• Stated task:
Pick out every line of the entries below where "dlogD" occurs, and copy those lines.

• Supplied material:
## begin

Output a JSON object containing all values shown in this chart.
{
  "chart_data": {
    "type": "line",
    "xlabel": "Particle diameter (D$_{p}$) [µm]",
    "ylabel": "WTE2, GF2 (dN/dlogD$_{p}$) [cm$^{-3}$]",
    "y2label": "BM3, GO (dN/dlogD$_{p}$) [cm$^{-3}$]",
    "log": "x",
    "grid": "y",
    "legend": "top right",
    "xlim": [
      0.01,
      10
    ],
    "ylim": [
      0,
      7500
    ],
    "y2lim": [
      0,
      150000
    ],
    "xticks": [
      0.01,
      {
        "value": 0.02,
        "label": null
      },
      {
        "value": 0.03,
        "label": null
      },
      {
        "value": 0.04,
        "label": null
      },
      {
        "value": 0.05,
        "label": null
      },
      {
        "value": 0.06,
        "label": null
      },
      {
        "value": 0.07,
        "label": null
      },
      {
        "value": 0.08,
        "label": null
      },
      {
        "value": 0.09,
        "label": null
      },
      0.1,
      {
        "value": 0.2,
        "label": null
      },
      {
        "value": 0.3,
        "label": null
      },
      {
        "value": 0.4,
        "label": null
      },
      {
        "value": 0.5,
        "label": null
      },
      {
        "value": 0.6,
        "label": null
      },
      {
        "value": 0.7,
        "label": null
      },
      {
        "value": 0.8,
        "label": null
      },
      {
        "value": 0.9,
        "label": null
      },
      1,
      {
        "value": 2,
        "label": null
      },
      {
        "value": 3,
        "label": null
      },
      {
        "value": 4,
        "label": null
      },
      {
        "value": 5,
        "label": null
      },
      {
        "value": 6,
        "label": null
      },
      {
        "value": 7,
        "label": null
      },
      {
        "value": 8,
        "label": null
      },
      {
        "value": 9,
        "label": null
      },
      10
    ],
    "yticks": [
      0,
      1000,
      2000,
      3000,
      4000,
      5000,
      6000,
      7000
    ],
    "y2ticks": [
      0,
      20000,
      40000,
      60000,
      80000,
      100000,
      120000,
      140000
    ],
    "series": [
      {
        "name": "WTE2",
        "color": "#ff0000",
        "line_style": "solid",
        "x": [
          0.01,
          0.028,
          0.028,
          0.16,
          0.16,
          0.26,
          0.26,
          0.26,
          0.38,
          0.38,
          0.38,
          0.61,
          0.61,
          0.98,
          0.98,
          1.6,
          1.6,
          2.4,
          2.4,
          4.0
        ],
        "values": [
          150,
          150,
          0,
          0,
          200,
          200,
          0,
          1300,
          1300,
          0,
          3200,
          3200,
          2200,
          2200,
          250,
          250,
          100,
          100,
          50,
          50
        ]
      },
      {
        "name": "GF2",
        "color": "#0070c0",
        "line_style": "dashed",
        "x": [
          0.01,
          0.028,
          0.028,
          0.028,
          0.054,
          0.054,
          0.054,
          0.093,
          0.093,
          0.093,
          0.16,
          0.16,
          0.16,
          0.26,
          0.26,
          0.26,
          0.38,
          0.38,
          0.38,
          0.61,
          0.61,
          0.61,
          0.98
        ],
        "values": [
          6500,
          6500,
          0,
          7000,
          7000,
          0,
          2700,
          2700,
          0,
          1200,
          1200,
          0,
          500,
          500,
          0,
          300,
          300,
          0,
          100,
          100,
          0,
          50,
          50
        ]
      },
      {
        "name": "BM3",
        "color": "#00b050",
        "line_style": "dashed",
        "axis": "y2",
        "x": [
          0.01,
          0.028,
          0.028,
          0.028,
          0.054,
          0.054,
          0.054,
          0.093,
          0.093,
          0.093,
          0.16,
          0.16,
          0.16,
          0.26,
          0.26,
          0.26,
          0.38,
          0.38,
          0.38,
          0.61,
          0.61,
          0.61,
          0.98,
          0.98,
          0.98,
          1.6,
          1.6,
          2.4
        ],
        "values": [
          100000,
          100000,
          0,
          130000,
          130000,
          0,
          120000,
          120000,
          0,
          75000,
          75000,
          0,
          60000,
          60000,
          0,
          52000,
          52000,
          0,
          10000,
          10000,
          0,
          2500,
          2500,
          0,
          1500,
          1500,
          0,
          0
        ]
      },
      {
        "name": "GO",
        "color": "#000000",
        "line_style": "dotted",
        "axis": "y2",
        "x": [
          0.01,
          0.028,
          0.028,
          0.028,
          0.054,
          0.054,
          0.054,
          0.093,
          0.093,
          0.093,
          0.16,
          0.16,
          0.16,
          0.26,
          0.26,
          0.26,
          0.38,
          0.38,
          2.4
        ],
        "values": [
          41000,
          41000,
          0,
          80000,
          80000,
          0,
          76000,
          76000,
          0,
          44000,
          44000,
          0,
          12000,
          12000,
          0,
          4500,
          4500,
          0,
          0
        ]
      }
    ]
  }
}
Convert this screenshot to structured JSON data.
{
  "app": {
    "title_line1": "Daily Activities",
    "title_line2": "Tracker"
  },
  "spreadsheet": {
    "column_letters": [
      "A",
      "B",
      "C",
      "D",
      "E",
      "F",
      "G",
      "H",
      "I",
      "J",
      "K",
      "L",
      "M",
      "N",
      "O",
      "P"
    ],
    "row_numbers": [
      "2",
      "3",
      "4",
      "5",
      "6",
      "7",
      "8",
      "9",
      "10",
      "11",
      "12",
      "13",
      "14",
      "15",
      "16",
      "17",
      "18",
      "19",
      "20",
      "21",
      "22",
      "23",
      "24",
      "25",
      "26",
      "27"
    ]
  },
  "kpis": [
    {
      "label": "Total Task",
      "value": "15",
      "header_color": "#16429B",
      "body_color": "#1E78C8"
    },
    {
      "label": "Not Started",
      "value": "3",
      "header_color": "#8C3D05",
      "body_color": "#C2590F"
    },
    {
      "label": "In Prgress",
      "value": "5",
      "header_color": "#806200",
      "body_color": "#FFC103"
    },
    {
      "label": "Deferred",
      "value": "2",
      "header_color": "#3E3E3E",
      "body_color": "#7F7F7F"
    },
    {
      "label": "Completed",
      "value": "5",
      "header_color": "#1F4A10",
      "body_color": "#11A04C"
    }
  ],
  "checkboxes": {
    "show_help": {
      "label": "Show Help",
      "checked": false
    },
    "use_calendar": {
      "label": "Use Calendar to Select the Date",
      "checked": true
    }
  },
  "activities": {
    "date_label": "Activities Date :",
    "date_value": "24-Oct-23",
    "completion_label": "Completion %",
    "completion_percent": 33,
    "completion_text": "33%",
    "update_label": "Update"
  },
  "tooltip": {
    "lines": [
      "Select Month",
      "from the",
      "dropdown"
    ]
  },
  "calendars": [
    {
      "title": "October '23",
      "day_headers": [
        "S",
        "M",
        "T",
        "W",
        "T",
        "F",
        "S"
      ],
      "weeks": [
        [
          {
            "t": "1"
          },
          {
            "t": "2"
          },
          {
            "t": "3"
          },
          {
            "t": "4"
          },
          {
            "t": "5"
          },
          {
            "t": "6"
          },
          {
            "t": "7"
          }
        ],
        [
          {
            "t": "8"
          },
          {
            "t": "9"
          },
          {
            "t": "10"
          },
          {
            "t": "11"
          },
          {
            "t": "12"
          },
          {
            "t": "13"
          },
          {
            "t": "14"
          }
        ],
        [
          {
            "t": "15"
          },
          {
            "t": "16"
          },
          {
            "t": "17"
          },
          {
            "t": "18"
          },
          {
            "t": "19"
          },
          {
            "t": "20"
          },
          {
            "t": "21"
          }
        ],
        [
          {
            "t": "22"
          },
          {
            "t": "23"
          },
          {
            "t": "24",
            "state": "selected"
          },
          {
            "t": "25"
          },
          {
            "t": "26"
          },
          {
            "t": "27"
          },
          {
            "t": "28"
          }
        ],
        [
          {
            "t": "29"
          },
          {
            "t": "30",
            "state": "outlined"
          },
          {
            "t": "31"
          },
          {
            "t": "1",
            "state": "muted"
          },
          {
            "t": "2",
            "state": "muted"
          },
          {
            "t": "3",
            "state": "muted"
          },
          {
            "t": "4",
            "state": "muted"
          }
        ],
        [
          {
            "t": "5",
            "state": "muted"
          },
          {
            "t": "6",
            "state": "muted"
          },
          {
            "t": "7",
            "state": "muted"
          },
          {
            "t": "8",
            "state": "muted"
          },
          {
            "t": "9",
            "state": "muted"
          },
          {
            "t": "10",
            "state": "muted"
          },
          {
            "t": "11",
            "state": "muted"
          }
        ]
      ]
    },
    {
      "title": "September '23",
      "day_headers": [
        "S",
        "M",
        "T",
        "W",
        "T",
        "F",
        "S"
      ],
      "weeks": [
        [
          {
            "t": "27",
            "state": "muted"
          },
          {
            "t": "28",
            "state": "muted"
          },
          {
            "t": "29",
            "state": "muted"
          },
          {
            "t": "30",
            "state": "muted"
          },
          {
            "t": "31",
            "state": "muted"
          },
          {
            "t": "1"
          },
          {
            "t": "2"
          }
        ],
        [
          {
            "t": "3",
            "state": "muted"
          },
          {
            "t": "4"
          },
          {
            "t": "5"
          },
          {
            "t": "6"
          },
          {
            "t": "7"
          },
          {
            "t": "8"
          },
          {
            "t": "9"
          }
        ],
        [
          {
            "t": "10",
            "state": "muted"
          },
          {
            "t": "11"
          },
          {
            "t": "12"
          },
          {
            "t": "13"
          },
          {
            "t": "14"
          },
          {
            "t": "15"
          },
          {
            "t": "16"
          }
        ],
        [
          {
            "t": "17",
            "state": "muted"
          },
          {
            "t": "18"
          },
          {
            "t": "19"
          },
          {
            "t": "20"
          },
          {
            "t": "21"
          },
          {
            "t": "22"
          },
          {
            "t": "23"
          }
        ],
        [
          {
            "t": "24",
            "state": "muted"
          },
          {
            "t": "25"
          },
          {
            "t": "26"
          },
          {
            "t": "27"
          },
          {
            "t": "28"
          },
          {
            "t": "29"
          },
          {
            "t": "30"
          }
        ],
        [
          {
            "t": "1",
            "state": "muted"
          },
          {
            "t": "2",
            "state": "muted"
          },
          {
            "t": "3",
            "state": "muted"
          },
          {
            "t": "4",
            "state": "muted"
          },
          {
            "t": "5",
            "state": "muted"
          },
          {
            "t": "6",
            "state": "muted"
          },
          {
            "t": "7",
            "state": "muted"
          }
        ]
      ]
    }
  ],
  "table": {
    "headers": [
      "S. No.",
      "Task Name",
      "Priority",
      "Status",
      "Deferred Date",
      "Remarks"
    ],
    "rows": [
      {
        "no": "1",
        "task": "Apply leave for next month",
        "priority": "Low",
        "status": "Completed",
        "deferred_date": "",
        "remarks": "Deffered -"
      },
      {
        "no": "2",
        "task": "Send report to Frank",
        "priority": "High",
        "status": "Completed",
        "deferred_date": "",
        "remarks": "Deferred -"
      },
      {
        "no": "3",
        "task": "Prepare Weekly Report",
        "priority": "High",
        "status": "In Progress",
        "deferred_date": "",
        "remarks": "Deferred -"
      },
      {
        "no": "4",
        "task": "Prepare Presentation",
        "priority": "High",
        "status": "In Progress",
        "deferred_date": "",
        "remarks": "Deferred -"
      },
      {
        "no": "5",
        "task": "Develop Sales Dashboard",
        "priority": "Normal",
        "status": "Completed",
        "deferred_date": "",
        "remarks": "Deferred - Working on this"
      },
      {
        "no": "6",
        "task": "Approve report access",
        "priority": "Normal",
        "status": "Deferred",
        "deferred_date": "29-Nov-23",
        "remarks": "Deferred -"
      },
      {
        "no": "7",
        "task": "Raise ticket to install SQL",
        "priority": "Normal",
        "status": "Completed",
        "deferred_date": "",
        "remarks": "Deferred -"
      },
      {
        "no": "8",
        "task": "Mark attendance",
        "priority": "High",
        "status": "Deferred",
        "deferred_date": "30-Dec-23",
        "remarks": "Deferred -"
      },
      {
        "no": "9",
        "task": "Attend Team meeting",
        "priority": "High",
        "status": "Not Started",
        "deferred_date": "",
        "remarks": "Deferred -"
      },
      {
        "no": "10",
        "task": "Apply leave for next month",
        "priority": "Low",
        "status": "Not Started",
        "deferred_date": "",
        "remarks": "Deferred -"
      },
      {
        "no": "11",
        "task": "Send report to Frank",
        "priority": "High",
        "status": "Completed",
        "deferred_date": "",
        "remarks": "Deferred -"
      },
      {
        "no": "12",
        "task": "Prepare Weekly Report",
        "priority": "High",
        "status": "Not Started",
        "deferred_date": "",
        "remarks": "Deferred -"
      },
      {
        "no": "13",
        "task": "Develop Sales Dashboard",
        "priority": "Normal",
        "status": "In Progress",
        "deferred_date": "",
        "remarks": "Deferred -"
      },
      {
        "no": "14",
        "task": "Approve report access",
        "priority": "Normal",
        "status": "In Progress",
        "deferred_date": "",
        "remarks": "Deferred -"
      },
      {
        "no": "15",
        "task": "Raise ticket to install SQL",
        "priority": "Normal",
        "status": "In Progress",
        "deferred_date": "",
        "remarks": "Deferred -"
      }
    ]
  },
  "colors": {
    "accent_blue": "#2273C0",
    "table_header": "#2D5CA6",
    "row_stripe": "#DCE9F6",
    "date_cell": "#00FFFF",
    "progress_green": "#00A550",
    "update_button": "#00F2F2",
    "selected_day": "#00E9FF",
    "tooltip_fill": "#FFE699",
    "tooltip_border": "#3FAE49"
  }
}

## end

• Answer for this exercise:
    "ylabel": "WTE2, GF2 (dN/dlogD$_{p}$) [cm$^{-3}$]",
    "y2label": "BM3, GO (dN/dlogD$_{p}$) [cm$^{-3}$]",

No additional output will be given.